* DATA FOR THIS TASK
--

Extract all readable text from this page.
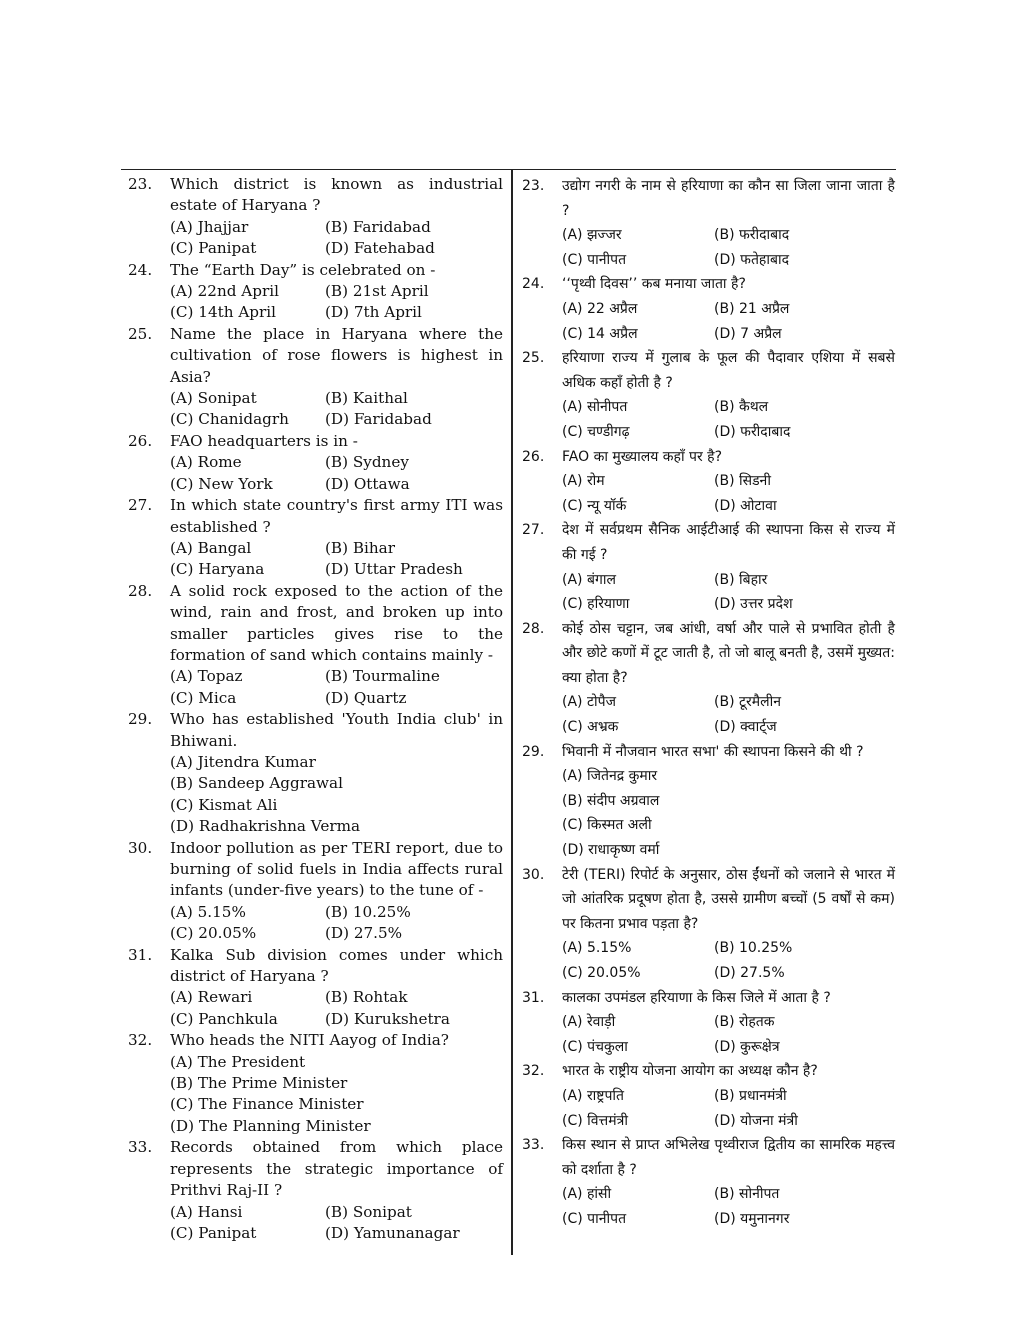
23. Which district is known as industrial estate of Haryana ?
(A) Jhajjar	(B) Faridabad
(C) Panipat	(D) Fatehabad
24. The “Earth Day” is celebrated on -
(A) 22nd April	(B) 21st April
(C) 14th April	(D) 7th April
25. Name the place in Haryana where the cultivation of rose flowers is highest in Asia?
(A) Sonipat	(B) Kaithal
(C) Chanidagrh	(D) Faridabad
26. FAO headquarters is in -
(A) Rome	(B) Sydney
(C) New York	(D) Ottawa
27. In which state country's first army ITI was established ?
(A) Bangal	(B) Bihar
(C) Haryana	(D) Uttar Pradesh
28. A solid rock exposed to the action of the wind, rain and frost, and broken up into smaller particles gives rise to the formation of sand which contains mainly -
(A) Topaz	(B) Tourmaline
(C) Mica	(D) Quartz
29. Who has established 'Youth India club' in Bhiwani.
(A) Jitendra Kumar
(B) Sandeep Aggrawal
(C) Kismat Ali
(D) Radhakrishna Verma
30. Indoor pollution as per TERI report, due to burning of solid fuels in India affects rural infants (under-five years) to the tune of -
(A) 5.15%	(B) 10.25%
(C) 20.05%	(D) 27.5%
31. Kalka Sub division comes under which district of Haryana ?
(A) Rewari	(B) Rohtak
(C) Panchkula	(D) Kurukshetra
32. Who heads the NITI Aayog of India?
(A) The President
(B) The Prime Minister
(C) The Finance Minister
(D) The Planning Minister
33. Records obtained from which place represents the strategic importance of Prithvi Raj-II ?
(A) Hansi	(B) Sonipat
(C) Panipat	(D) Yamunanagar
23. उद्योग नगरी के नाम से हरियाणा का कौन सा जिला जाना जाता है ?
(A) झज्जर	(B) फरीदाबाद
(C) पानीपत	(D) फतेहाबाद
24. ‘‘पृथ्वी दिवस’’ कब मनाया जाता है?
(A) 22 अप्रैल	(B) 21 अप्रैल
(C) 14 अप्रैल	(D) 7 अप्रैल
25. हरियाणा राज्य में गुलाब के फूल की पैदावार एशिया में सबसे अधिक कहाँ होती है ?
(A) सोनीपत	(B) कैथल
(C) चण्डीगढ़	(D) फरीदाबाद
26. FAO का मुख्यालय कहाँ पर है?
(A) रोम	(B) सिडनी
(C) न्यू यॉर्क	(D) ओटावा
27. देश में सर्वप्रथम सैनिक आईटीआई की स्थापना किस से राज्य में की गई ?
(A) बंगाल	(B) बिहार
(C) हरियाणा	(D) उत्तर प्रदेश
28. कोई ठोस चट्टान, जब आंधी, वर्षा और पाले से प्रभावित होती है और छोटे कणों में टूट जाती है, तो जो बालू बनती है, उसमें मुख्यत: क्या होता है?
(A) टोपैज	(B) टूरमैलीन
(C) अभ्रक	(D) क्वार्ट्ज
29. भिवानी में नौजवान भारत सभा' की स्थापना किसने की थी ?
(A) जितेनद्र कुमार
(B) संदीप अग्रवाल
(C) किस्मत अली
(D) राधाकृष्ण वर्मा
30. टेरी (TERI) रिपोर्ट के अनुसार, ठोस ईंधनों को जलाने से भारत में जो आंतरिक प्रदूषण होता है, उससे ग्रामीण बच्चों (5 वर्षों से कम) पर कितना प्रभाव पड़ता है?
(A) 5.15%	(B) 10.25%
(C) 20.05%	(D) 27.5%
31. कालका उपमंडल हरियाणा के किस जिले में आता है ?
(A) रेवाड़ी	(B) रोहतक
(C) पंचकुला	(D) कुरूक्षेत्र
32. भारत के राष्ट्रीय योजना आयोग का अध्यक्ष कौन है?
(A) राष्ट्रपति	(B) प्रधानमंत्री
(C) वित्तमंत्री	(D) योजना मंत्री
33. किस स्थान से प्राप्त अभिलेख पृथ्वीराज द्वितीय का सामरिक महत्त्व को दर्शाता है ?
(A) हांसी	(B) सोनीपत
(C) पानीपत	(D) यमुनानगर
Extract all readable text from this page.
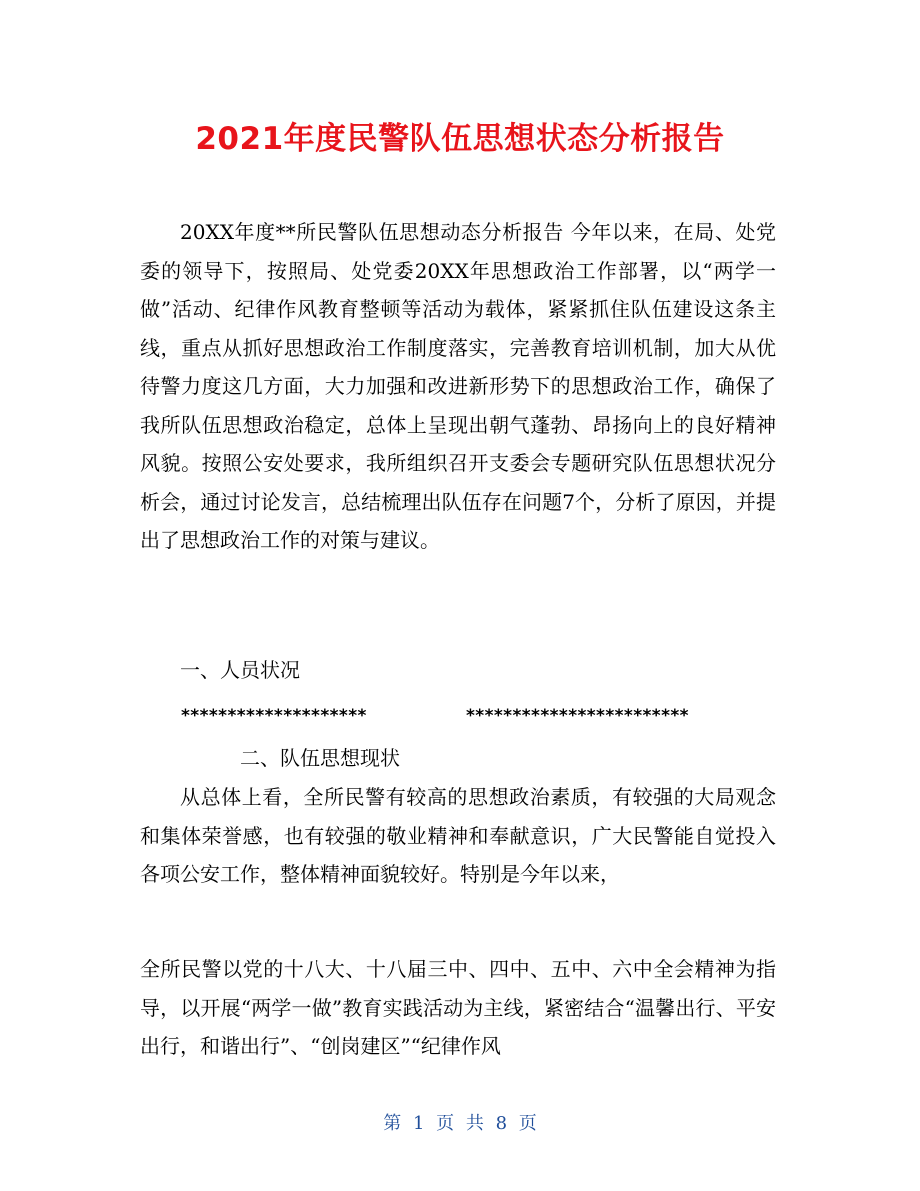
2021年度民警队伍思想状态分析报告

20XX年度**所民警队伍思想动态分析报告 今年以来，在局、处党委的领导下，按照局、处党委20XX年思想政治工作部署，以“两学一做”活动、纪律作风教育整顿等活动为载体，紧紧抓住队伍建设这条主线，重点从抓好思想政治工作制度落实，完善教育培训机制，加大从优待警力度这几方面，大力加强和改进新形势下的思想政治工作，确保了我所队伍思想政治稳定，总体上呈现出朝气蓬勃、昂扬向上的良好精神风貌。按照公安处要求，我所组织召开支委会专题研究队伍思想状况分析会，通过讨论发言，总结梳理出队伍存在问题7个，分析了原因，并提出了思想政治工作的对策与建议。

一、人员状况
********************	************************
二、队伍思想现状

从总体上看，全所民警有较高的思想政治素质，有较强的大局观念和集体荣誉感，也有较强的敬业精神和奉献意识，广大民警能自觉投入各项公安工作，整体精神面貌较好。特别是今年以来，

全所民警以党的十八大、十八届三中、四中、五中、六中全会精神为指导，以开展“两学一做”教育实践活动为主线，紧密结合“温馨出行、平安出行，和谐出行”、“创岗建区”“纪律作风

第 1 页 共 8 页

--

* WHAT YOU HAVE TO DO
Without the pictures, write out every entry precisely as it appears.

* TASK SOLUTION
Extract all readable text from this page.
23. Which district is known as industrial estate of Haryana ?
(A) Jhajjar	(B) Faridabad
(C) Panipat	(D) Fatehabad
24. The “Earth Day” is celebrated on -
(A) 22nd April	(B) 21st April
(C) 14th April	(D) 7th April
25. Name the place in Haryana where the cultivation of rose flowers is highest in Asia?
(A) Sonipat	(B) Kaithal
(C) Chanidagrh	(D) Faridabad
26. FAO headquarters is in -
(A) Rome	(B) Sydney
(C) New York	(D) Ottawa
27. In which state country's first army ITI was established ?
(A) Bangal	(B) Bihar
(C) Haryana	(D) Uttar Pradesh
28. A solid rock exposed to the action of the wind, rain and frost, and broken up into smaller particles gives rise to the formation of sand which contains mainly -
(A) Topaz	(B) Tourmaline
(C) Mica	(D) Quartz
29. Who has established 'Youth India club' in Bhiwani.
(A) Jitendra Kumar
(B) Sandeep Aggrawal
(C) Kismat Ali
(D) Radhakrishna Verma
30. Indoor pollution as per TERI report, due to burning of solid fuels in India affects rural infants (under-five years) to the tune of -
(A) 5.15%	(B) 10.25%
(C) 20.05%	(D) 27.5%
31. Kalka Sub division comes under which district of Haryana ?
(A) Rewari	(B) Rohtak
(C) Panchkula	(D) Kurukshetra
32. Who heads the NITI Aayog of India?
(A) The President
(B) The Prime Minister
(C) The Finance Minister
(D) The Planning Minister
33. Records obtained from which place represents the strategic importance of Prithvi Raj-II ?
(A) Hansi	(B) Sonipat
(C) Panipat	(D) Yamunanagar
23. उद्योग नगरी के नाम से हरियाणा का कौन सा जिला जाना जाता है ?
(A) झज्जर	(B) फरीदाबाद
(C) पानीपत	(D) फतेहाबाद
24. ‘‘पृथ्वी दिवस’’ कब मनाया जाता है?
(A) 22 अप्रैल	(B) 21 अप्रैल
(C) 14 अप्रैल	(D) 7 अप्रैल
25. हरियाणा राज्य में गुलाब के फूल की पैदावार एशिया में सबसे अधिक कहाँ होती है ?
(A) सोनीपत	(B) कैथल
(C) चण्डीगढ़	(D) फरीदाबाद
26. FAO का मुख्यालय कहाँ पर है?
(A) रोम	(B) सिडनी
(C) न्यू यॉर्क	(D) ओटावा
27. देश में सर्वप्रथम सैनिक आईटीआई की स्थापना किस से राज्य में की गई ?
(A) बंगाल	(B) बिहार
(C) हरियाणा	(D) उत्तर प्रदेश
28. कोई ठोस चट्टान, जब आंधी, वर्षा और पाले से प्रभावित होती है और छोटे कणों में टूट जाती है, तो जो बालू बनती है, उसमें मुख्यत: क्या होता है?
(A) टोपैज	(B) टूरमैलीन
(C) अभ्रक	(D) क्वार्ट्ज
29. भिवानी में नौजवान भारत सभा' की स्थापना किसने की थी ?
(A) जितेनद्र कुमार
(B) संदीप अग्रवाल
(C) किस्मत अली
(D) राधाकृष्ण वर्मा
30. टेरी (TERI) रिपोर्ट के अनुसार, ठोस ईंधनों को जलाने से भारत में जो आंतरिक प्रदूषण होता है, उससे ग्रामीण बच्चों (5 वर्षों से कम) पर कितना प्रभाव पड़ता है?
(A) 5.15%	(B) 10.25%
(C) 20.05%	(D) 27.5%
31. कालका उपमंडल हरियाणा के किस जिले में आता है ?
(A) रेवाड़ी	(B) रोहतक
(C) पंचकुला	(D) कुरूक्षेत्र
32. भारत के राष्ट्रीय योजना आयोग का अध्यक्ष कौन है?
(A) राष्ट्रपति	(B) प्रधानमंत्री
(C) वित्तमंत्री	(D) योजना मंत्री
33. किस स्थान से प्राप्त अभिलेख पृथ्वीराज द्वितीय का सामरिक महत्त्व को दर्शाता है ?
(A) हांसी	(B) सोनीपत
(C) पानीपत	(D) यमुनानगर
Extract all readable text from this page.
2021年度民警队伍思想状态分析报告

20XX年度**所民警队伍思想动态分析报告 今年以来，在局、处党委的领导下，按照局、处党委20XX年思想政治工作部署，以“两学一做”活动、纪律作风教育整顿等活动为载体，紧紧抓住队伍建设这条主线，重点从抓好思想政治工作制度落实，完善教育培训机制，加大从优待警力度这几方面，大力加强和改进新形势下的思想政治工作，确保了我所队伍思想政治稳定，总体上呈现出朝气蓬勃、昂扬向上的良好精神风貌。按照公安处要求，我所组织召开支委会专题研究队伍思想状况分析会，通过讨论发言，总结梳理出队伍存在问题7个，分析了原因，并提出了思想政治工作的对策与建议。

一、人员状况
********************	************************
二、队伍思想现状

从总体上看，全所民警有较高的思想政治素质，有较强的大局观念和集体荣誉感，也有较强的敬业精神和奉献意识，广大民警能自觉投入各项公安工作，整体精神面貌较好。特别是今年以来，

全所民警以党的十八大、十八届三中、四中、五中、六中全会精神为指导，以开展“两学一做”教育实践活动为主线，紧密结合“温馨出行、平安出行，和谐出行”、“创岗建区”“纪律作风

第 1 页 共 8 页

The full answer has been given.